Extract all lines containing "Getting".

# # # # #

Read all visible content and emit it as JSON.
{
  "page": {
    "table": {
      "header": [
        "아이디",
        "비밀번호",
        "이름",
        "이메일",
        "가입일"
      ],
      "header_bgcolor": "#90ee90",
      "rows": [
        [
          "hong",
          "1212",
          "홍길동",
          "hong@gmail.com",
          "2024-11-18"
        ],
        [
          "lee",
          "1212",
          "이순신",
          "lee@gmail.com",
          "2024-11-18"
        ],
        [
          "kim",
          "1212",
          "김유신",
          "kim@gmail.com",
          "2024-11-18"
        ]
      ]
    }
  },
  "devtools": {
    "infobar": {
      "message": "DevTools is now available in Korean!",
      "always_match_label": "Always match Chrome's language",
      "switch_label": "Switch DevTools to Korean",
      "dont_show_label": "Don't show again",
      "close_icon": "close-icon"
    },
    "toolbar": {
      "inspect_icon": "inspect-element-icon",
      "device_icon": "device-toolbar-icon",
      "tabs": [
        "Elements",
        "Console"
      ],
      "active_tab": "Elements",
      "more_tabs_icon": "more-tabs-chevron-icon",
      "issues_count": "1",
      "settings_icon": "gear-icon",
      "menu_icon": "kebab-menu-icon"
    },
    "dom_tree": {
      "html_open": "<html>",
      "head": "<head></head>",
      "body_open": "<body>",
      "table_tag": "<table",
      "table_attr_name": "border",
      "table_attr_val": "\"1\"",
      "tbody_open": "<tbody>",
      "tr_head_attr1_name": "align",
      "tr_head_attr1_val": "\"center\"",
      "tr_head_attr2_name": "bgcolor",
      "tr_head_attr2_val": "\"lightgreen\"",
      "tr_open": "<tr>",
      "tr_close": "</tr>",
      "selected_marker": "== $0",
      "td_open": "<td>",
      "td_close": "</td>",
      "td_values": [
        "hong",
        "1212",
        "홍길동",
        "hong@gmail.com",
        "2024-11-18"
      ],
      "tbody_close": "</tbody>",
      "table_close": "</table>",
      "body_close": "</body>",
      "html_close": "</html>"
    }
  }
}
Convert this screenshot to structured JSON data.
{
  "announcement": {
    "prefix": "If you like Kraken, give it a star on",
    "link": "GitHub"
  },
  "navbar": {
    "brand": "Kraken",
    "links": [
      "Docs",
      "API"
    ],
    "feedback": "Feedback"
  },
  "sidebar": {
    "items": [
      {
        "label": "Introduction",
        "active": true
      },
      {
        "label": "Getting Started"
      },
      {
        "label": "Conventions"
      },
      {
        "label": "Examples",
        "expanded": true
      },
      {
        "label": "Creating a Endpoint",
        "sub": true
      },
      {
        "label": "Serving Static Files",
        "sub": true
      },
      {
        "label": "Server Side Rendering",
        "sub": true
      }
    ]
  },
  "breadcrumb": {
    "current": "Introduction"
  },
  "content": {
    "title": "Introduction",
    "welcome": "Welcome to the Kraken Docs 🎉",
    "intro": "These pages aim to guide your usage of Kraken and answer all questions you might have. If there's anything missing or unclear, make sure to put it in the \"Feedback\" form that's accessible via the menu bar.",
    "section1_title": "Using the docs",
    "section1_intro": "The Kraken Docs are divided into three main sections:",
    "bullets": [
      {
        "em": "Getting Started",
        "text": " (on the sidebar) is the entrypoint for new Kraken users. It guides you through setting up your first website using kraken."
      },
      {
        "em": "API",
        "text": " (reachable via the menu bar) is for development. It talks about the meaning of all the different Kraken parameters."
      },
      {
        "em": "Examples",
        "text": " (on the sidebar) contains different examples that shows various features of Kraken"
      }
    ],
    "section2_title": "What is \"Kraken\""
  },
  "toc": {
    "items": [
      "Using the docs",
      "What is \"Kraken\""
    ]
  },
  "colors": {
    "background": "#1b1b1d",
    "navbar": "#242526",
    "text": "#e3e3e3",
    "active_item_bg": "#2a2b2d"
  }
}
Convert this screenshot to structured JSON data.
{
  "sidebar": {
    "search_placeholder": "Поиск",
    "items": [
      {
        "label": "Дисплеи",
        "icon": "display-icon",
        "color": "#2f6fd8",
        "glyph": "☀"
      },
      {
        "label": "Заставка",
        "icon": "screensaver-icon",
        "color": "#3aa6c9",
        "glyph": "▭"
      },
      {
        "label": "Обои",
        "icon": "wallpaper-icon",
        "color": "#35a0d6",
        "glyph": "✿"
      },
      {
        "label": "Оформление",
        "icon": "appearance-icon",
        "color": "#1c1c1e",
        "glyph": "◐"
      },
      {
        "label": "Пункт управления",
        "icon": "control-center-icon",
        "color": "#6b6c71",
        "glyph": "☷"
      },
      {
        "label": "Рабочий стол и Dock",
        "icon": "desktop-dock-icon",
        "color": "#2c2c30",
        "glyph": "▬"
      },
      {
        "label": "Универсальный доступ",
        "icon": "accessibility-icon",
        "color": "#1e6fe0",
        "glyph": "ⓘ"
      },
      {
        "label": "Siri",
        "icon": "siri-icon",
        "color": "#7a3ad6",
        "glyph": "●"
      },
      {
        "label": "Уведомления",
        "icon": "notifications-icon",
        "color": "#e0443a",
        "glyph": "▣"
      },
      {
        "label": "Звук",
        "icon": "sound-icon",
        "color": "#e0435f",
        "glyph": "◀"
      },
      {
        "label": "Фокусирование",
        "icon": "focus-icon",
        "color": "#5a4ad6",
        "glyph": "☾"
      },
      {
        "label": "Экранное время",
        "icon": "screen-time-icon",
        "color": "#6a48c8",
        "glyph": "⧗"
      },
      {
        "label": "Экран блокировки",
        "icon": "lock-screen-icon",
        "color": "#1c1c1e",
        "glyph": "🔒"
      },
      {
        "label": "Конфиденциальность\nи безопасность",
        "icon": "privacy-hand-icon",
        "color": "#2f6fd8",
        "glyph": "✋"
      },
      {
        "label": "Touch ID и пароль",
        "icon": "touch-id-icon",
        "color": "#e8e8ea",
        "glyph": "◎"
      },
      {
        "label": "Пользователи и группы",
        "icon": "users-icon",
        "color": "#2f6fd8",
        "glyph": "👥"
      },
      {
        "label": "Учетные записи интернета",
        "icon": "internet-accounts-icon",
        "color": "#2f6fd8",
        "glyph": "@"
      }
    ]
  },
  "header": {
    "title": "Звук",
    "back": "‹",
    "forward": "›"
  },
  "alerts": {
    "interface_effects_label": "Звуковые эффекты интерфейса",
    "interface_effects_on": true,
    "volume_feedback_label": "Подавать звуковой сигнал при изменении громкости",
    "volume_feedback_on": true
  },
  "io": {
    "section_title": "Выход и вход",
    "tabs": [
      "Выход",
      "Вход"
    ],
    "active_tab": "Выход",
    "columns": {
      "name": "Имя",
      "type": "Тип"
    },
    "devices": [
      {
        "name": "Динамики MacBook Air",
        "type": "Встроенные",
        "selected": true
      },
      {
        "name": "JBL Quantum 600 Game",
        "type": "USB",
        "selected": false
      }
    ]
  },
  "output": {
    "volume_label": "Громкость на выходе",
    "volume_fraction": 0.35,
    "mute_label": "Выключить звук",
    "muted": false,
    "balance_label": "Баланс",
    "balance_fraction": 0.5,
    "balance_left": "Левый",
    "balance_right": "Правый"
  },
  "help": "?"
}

# # # # #

> **The reply**
        "label": "Getting Started"
        "em": "Getting Started",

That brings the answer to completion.